## TASK
Scan the entries below. List each line with "своей".

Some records
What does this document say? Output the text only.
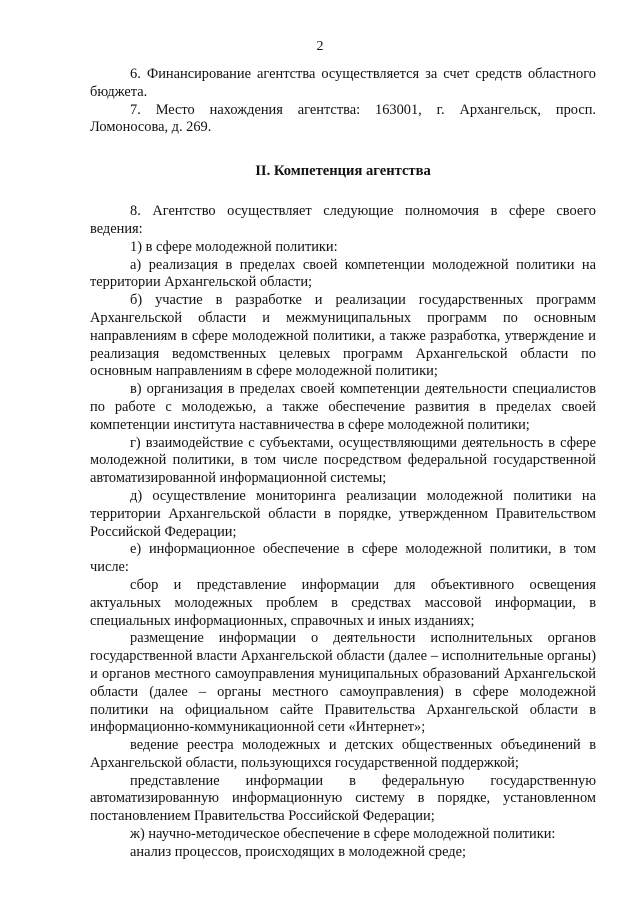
2

6. Финансирование агентства осуществляется за счет средств областного бюджета.

7. Место нахождения агентства: 163001, г. Архангельск, просп. Ломоносова, д. 269.

II. Компетенция агентства

8. Агентство осуществляет следующие полномочия в сфере своего ведения:

1) в сфере молодежной политики:

а) реализация в пределах своей компетенции молодежной политики на территории Архангельской области;

б) участие в разработке и реализации государственных программ Архангельской области и межмуниципальных программ по основным направлениям в сфере молодежной политики, а также разработка, утверждение и реализация ведомственных целевых программ Архангельской области по основным направлениям в сфере молодежной политики;

в) организация в пределах своей компетенции деятельности специалистов по работе с молодежью, а также обеспечение развития в пределах своей компетенции института наставничества в сфере молодежной политики;

г) взаимодействие с субъектами, осуществляющими деятельность в сфере молодежной политики, в том числе посредством федеральной государственной автоматизированной информационной системы;

д) осуществление мониторинга реализации молодежной политики на территории Архангельской области в порядке, утвержденном Правительством Российской Федерации;

е) информационное обеспечение в сфере молодежной политики, в том числе:

сбор и представление информации для объективного освещения актуальных молодежных проблем в средствах массовой информации, в специальных информационных, справочных и иных изданиях;

размещение информации о деятельности исполнительных органов государственной власти Архангельской области (далее – исполнительные органы) и органов местного самоуправления муниципальных образований Архангельской области (далее – органы местного самоуправления) в сфере молодежной политики на официальном сайте Правительства Архангельской области в информационно-коммуникационной сети «Интернет»;

ведение реестра молодежных и детских общественных объединений в Архангельской области, пользующихся государственной поддержкой;

представление информации в федеральную государственную автоматизированную информационную систему в порядке, установленном постановлением Правительства Российской Федерации;

ж) научно-методическое обеспечение в сфере молодежной политики:

анализ процессов, происходящих в молодежной среде;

## EXERCISE SOLUTION
а) реализация в пределах своей компетенции молодежной политики на территории Архангельской области;
в) организация в пределах своей компетенции деятельности специалистов по работе с молодежью, а также обеспечение развития в пределах своей компетенции института наставничества в сфере молодежной политики;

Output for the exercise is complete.